INSTRUCTIONS TO FOLLOW:
Would you copy out the whole listing exactly as given?

ENTRIES SHOWN:
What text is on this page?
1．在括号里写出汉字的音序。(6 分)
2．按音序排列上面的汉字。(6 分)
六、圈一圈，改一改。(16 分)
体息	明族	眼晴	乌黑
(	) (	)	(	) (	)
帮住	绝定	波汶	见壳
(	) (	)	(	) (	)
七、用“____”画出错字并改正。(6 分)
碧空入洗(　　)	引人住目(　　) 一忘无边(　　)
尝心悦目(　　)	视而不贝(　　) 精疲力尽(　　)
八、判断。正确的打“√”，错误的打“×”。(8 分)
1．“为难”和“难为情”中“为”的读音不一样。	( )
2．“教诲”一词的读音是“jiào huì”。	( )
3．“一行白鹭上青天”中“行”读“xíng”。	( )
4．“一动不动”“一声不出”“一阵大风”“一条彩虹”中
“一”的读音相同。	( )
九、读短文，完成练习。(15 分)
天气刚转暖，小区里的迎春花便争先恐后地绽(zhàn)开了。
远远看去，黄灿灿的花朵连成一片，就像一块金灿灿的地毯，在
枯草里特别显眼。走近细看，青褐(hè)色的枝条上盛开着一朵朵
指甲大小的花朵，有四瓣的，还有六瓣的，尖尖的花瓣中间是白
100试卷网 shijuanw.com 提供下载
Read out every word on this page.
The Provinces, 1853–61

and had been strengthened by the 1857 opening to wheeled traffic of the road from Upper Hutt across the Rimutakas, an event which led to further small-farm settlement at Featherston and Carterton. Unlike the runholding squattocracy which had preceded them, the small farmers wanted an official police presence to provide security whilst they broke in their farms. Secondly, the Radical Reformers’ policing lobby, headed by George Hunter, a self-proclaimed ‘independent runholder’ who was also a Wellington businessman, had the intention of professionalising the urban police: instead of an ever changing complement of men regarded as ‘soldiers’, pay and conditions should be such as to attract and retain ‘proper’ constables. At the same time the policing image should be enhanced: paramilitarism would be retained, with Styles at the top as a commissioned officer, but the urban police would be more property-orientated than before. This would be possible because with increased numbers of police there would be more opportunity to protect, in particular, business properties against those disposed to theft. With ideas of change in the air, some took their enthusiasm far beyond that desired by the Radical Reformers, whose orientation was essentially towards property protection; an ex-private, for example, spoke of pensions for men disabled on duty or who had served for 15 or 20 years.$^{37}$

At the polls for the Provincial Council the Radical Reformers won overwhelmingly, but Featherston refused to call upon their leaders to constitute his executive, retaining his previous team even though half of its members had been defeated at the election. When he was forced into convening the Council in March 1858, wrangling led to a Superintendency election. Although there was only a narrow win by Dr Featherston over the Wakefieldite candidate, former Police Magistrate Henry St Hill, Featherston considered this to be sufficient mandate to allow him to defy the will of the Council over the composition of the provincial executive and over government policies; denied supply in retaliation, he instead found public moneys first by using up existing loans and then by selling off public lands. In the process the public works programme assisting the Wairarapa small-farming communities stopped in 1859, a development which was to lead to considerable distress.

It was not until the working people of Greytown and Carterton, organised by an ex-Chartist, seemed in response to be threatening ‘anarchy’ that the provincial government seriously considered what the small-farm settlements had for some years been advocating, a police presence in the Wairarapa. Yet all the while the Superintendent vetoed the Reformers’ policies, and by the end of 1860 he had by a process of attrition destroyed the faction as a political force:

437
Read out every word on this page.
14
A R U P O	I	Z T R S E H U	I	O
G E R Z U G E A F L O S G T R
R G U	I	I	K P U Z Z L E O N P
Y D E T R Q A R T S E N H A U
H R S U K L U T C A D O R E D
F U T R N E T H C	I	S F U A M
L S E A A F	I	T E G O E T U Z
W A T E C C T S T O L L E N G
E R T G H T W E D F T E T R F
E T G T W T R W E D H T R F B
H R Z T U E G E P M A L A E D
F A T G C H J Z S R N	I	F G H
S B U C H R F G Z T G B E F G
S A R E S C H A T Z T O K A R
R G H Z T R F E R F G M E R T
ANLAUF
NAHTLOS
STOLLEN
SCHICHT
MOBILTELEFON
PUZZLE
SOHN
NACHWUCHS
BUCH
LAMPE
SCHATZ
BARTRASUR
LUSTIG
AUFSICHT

RESPONSE:
What text is on this page?
1．在括号里写出汉字的音序。(6 分)
2．按音序排列上面的汉字。(6 分)
六、圈一圈，改一改。(16 分)
体息	明族	眼晴	乌黑
(	) (	)	(	) (	)
帮住	绝定	波汶	见壳
(	) (	)	(	) (	)
七、用“____”画出错字并改正。(6 分)
碧空入洗(　　)	引人住目(　　) 一忘无边(　　)
尝心悦目(　　)	视而不贝(　　) 精疲力尽(　　)
八、判断。正确的打“√”，错误的打“×”。(8 分)
1．“为难”和“难为情”中“为”的读音不一样。	( )
2．“教诲”一词的读音是“jiào huì”。	( )
3．“一行白鹭上青天”中“行”读“xíng”。	( )
4．“一动不动”“一声不出”“一阵大风”“一条彩虹”中
“一”的读音相同。	( )
九、读短文，完成练习。(15 分)
天气刚转暖，小区里的迎春花便争先恐后地绽(zhàn)开了。
远远看去，黄灿灿的花朵连成一片，就像一块金灿灿的地毯，在
枯草里特别显眼。走近细看，青褐(hè)色的枝条上盛开着一朵朵
指甲大小的花朵，有四瓣的，还有六瓣的，尖尖的花瓣中间是白
100试卷网 shijuanw.com 提供下载
Read out every word on this page.
The Provinces, 1853–61

and had been strengthened by the 1857 opening to wheeled traffic of the road from Upper Hutt across the Rimutakas, an event which led to further small-farm settlement at Featherston and Carterton. Unlike the runholding squattocracy which had preceded them, the small farmers wanted an official police presence to provide security whilst they broke in their farms. Secondly, the Radical Reformers’ policing lobby, headed by George Hunter, a self-proclaimed ‘independent runholder’ who was also a Wellington businessman, had the intention of professionalising the urban police: instead of an ever changing complement of men regarded as ‘soldiers’, pay and conditions should be such as to attract and retain ‘proper’ constables. At the same time the policing image should be enhanced: paramilitarism would be retained, with Styles at the top as a commissioned officer, but the urban police would be more property-orientated than before. This would be possible because with increased numbers of police there would be more opportunity to protect, in particular, business properties against those disposed to theft. With ideas of change in the air, some took their enthusiasm far beyond that desired by the Radical Reformers, whose orientation was essentially towards property protection; an ex-private, for example, spoke of pensions for men disabled on duty or who had served for 15 or 20 years.$^{37}$

At the polls for the Provincial Council the Radical Reformers won overwhelmingly, but Featherston refused to call upon their leaders to constitute his executive, retaining his previous team even though half of its members had been defeated at the election. When he was forced into convening the Council in March 1858, wrangling led to a Superintendency election. Although there was only a narrow win by Dr Featherston over the Wakefieldite candidate, former Police Magistrate Henry St Hill, Featherston considered this to be sufficient mandate to allow him to defy the will of the Council over the composition of the provincial executive and over government policies; denied supply in retaliation, he instead found public moneys first by using up existing loans and then by selling off public lands. In the process the public works programme assisting the Wairarapa small-farming communities stopped in 1859, a development which was to lead to considerable distress.

It was not until the working people of Greytown and Carterton, organised by an ex-Chartist, seemed in response to be threatening ‘anarchy’ that the provincial government seriously considered what the small-farm settlements had for some years been advocating, a police presence in the Wairarapa. Yet all the while the Superintendent vetoed the Reformers’ policies, and by the end of 1860 he had by a process of attrition destroyed the faction as a political force:

437
Read out every word on this page.
14
A R U P O	I	Z T R S E H U	I	O
G E R Z U G E A F L O S G T R
R G U	I	I	K P U Z Z L E O N P
Y D E T R Q A R T S E N H A U
H R S U K L U T C A D O R E D
F U T R N E T H C	I	S F U A M
L S E A A F	I	T E G O E T U Z
W A T E C C T S T O L L E N G
E R T G H T W E D F T E T R F
E T G T W T R W E D H T R F B
H R Z T U E G E P M A L A E D
F A T G C H J Z S R N	I	F G H
S B U C H R F G Z T G B E F G
S A R E S C H A T Z T O K A R
R G H Z T R F E R F G M E R T
ANLAUF
NAHTLOS
STOLLEN
SCHICHT
MOBILTELEFON
PUZZLE
SOHN
NACHWUCHS
BUCH
LAMPE
SCHATZ
BARTRASUR
LUSTIG
AUFSICHT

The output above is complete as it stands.